Could you filter the records below and return each line that holds "into"?

Stored entries:
⁂
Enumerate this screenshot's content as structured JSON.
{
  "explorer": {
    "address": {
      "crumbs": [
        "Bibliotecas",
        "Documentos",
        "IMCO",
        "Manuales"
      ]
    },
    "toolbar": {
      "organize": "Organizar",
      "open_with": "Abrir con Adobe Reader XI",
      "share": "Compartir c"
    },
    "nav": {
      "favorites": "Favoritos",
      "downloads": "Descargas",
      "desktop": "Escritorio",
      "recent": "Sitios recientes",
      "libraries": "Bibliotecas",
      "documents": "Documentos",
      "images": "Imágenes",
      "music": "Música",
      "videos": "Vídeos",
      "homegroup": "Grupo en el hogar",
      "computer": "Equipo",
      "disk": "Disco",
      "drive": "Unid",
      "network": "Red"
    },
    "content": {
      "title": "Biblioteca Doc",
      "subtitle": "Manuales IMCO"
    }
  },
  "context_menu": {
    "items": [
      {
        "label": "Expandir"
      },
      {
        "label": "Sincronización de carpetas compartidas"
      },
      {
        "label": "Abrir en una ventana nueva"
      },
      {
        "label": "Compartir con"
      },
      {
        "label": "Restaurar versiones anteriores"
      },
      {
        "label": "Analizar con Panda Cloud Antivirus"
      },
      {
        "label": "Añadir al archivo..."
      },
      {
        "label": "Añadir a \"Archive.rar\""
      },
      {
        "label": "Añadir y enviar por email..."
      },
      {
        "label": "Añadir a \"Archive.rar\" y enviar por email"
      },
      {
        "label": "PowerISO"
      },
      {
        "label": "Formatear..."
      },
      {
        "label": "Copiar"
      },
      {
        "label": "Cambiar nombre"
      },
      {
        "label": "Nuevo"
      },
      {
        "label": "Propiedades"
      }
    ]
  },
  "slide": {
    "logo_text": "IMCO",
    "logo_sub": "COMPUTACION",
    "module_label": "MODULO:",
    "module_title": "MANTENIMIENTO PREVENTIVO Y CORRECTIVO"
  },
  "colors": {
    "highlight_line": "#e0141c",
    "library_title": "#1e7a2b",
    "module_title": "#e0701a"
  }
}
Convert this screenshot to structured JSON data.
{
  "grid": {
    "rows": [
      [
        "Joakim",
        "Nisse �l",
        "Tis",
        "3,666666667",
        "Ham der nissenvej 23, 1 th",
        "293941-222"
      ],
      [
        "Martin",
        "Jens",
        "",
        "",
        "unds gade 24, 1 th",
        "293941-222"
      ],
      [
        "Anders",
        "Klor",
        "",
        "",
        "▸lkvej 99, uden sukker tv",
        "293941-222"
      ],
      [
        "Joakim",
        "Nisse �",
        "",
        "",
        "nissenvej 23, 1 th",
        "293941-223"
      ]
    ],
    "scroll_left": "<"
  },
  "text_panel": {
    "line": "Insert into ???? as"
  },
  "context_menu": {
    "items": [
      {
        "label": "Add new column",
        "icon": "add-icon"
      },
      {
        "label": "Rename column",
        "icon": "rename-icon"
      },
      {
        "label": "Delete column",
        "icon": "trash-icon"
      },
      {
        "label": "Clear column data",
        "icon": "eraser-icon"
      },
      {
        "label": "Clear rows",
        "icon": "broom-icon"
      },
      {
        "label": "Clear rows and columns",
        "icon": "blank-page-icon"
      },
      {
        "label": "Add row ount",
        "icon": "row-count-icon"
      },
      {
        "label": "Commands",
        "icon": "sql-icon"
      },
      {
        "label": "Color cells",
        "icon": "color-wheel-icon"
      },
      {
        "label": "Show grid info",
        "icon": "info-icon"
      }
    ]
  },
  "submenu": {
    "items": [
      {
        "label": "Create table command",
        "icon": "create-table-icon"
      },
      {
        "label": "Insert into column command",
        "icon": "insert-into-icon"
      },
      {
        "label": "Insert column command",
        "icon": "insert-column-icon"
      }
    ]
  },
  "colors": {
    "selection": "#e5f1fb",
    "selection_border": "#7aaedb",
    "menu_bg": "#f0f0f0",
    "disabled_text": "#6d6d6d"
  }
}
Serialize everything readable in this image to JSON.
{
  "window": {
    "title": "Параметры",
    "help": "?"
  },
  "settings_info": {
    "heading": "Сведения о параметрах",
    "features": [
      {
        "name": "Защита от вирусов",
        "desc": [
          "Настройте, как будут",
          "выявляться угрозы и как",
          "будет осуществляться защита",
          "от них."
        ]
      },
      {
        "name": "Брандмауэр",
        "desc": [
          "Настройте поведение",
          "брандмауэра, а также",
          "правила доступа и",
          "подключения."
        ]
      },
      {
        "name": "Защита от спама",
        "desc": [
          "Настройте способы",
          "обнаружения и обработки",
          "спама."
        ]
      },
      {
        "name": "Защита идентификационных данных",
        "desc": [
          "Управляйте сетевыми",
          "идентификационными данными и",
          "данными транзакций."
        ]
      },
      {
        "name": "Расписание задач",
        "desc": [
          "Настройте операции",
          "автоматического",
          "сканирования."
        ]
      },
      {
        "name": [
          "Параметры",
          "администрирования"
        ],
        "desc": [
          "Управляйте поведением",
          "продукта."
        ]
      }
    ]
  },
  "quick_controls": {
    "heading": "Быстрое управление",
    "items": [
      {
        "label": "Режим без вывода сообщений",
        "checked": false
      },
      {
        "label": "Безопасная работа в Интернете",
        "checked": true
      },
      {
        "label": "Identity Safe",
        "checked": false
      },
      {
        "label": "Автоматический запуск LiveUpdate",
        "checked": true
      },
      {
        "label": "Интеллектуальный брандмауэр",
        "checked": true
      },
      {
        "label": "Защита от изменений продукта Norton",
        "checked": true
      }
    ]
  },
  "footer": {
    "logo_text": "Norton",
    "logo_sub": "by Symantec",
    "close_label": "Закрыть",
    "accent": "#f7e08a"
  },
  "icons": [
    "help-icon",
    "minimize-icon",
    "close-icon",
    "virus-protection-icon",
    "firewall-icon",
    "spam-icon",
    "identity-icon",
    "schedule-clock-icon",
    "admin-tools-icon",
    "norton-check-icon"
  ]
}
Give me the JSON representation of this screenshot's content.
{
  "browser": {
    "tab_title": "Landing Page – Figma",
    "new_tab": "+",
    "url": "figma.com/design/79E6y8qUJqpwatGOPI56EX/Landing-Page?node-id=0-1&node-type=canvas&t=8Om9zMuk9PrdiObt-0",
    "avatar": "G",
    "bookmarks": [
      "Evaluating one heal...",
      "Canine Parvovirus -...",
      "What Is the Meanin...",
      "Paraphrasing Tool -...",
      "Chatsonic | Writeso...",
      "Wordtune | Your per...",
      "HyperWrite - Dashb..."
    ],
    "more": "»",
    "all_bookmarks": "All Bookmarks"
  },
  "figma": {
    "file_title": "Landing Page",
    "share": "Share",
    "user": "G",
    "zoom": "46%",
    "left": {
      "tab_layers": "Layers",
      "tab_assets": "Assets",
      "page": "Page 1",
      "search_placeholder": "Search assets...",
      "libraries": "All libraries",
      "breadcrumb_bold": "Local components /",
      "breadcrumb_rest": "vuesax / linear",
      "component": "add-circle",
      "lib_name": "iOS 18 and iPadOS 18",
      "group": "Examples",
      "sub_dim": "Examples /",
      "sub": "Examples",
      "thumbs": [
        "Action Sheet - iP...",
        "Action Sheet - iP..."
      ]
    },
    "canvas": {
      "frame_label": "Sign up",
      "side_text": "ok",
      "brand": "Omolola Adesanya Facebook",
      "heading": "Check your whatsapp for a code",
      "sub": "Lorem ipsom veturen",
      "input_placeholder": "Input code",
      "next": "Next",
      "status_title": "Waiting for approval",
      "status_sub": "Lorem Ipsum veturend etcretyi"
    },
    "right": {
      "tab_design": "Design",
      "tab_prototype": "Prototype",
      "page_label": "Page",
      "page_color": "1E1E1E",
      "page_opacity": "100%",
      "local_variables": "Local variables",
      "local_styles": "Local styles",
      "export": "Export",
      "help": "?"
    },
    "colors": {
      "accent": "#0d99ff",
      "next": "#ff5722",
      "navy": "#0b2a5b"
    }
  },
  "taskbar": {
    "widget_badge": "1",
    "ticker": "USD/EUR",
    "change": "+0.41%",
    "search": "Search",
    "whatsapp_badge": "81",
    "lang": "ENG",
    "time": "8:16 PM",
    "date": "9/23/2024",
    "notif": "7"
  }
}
⁂
• _TASK OUTPUT_
    "line": "Insert into ???? as"
        "label": "Insert into column command",
        "icon": "insert-into-icon"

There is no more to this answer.